__Teks bacaan__
————
Sebut saja Martua Sitorus, melalui Grup Wilmar International Limited, pe­rusahaan kelapa sawit yang memiliki pabrik Biodiesel terbesar di dunia yang terletak di Indonesia. Atau Sukanto Tanoto yang mengendalikan PT. Garuda Mas International dari Singapura.

Kondisi ini kemudian melahirkan tu­dingan banyak pihak yang mengatakan bahwa sebenarnya faktor penggerak utama ekonomi Singapura adalah mili­arder Indonesia. Dengan kata lain, para pengusaha yang melakukan aktivitas bis­nisnya dengan mengeruk dalam-dalam sumber daya alam di Indonesia tetapi keuntungannya dimanfaatkan oleh neg­ara-negara jasa seperti Singapura.

Terkait kasus ini, Presiden Joko Widodo memerintahkan tiga langkah yang harus dipersiapkan dalam upaya pencegahan dan pengawasan terhadap aksi penggelapan pajak maupun pencu­cian uang.

Hal ini merupakan hasil rapat terba­tas yang diikuti sejumlah instasi seperti Kementerian Keuangan, Direktorat Jen­deral Bea Cukai, Direktorat Jenderal Pajak, Pusat Pelaporan dan Analisis Transaksi Keuangan (PPATK), Badan Narkotika Nasi­onal (BNN), Kepolisian RI, serta Kemente­rian Perindustrian di Kantor Kepresidenan pada Senin (21/3/2016) petang.
————
__Kutipan sumber__
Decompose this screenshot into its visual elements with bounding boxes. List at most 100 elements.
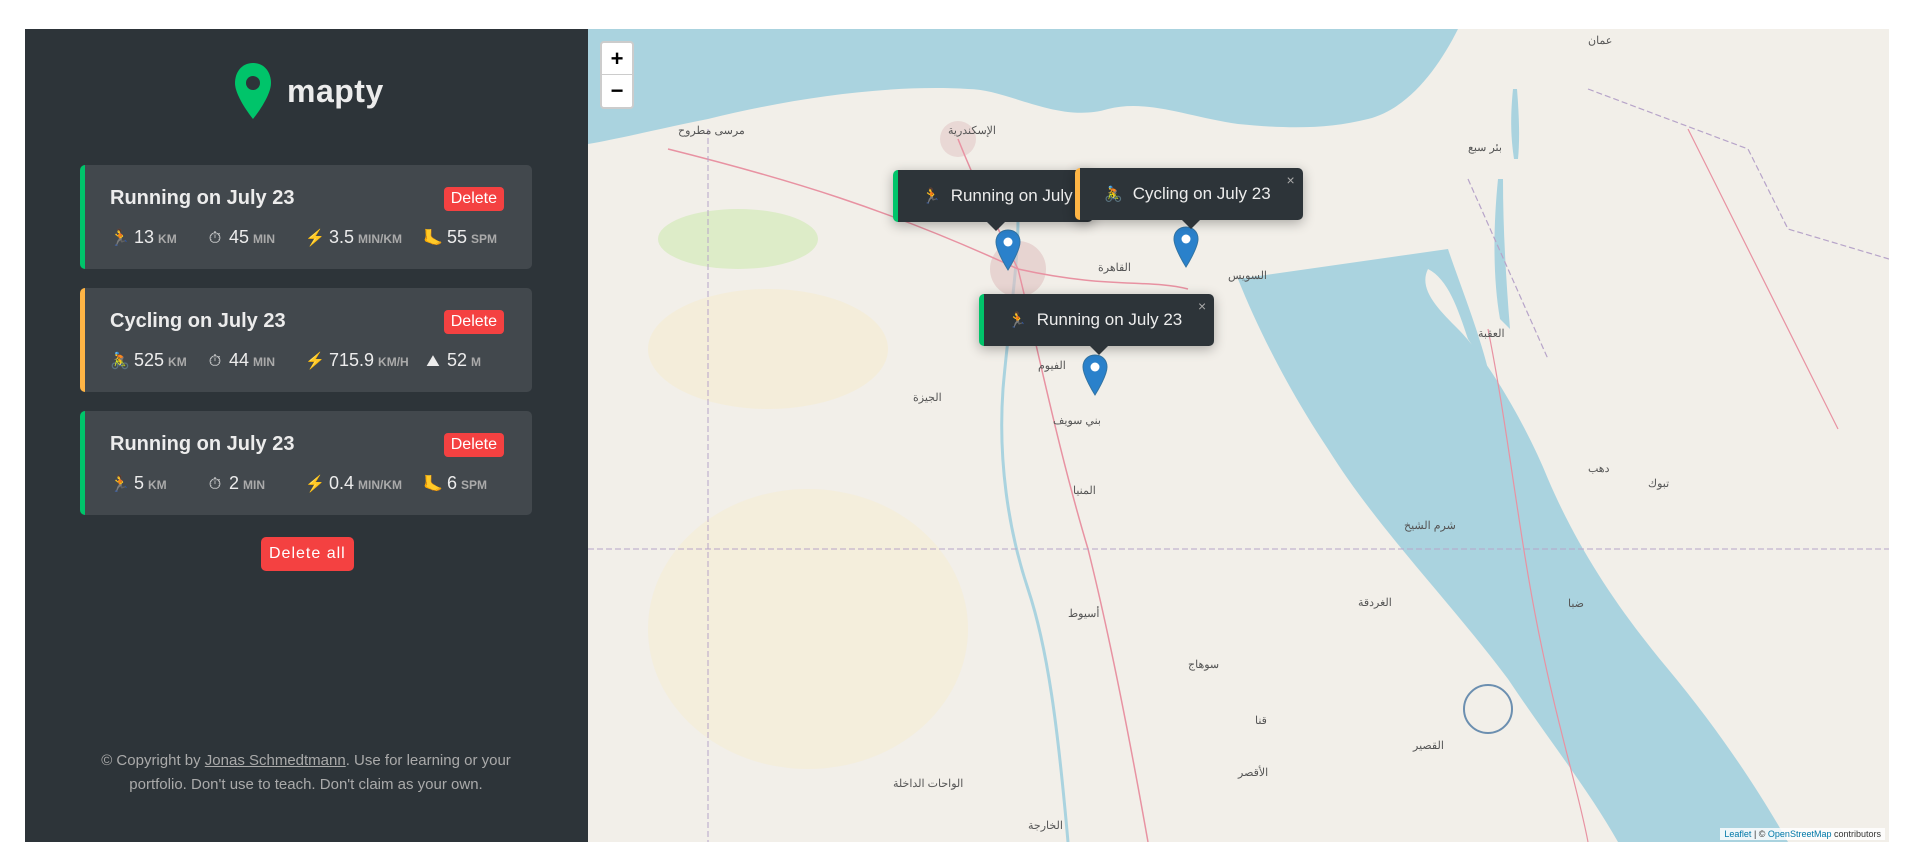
————
__Yang dikerjakan__
1) Menurut teks tentang miliarder Indonesia dan ekonomi Singapura, kapan rapat terbatas di Kantor Kepresidenan itu diadakan?
2) Lanjutkan teks tentang miliarder Indonesia dan ekonomi Singapura mulai dari kalimat terakhirnya dengan satu paragraf pendek.

__Jawaban yang diharapkan__
1) Pada Senin (21/3/2016) petang.

2)
Pramono Anung, Sekretaris Kabinet menjelaskan rincian ketiga hal yang di­perintahkan presiden yakni, pertama PPTAK, Ditjen Bea Cukai, Ditjen Pajak, serta BNN bersinergi dalam penggu­naan data dan informasi terkait wajib pajak (WP). Keempat instansi ini di­perintahkan menggunakan data yang sama. (*)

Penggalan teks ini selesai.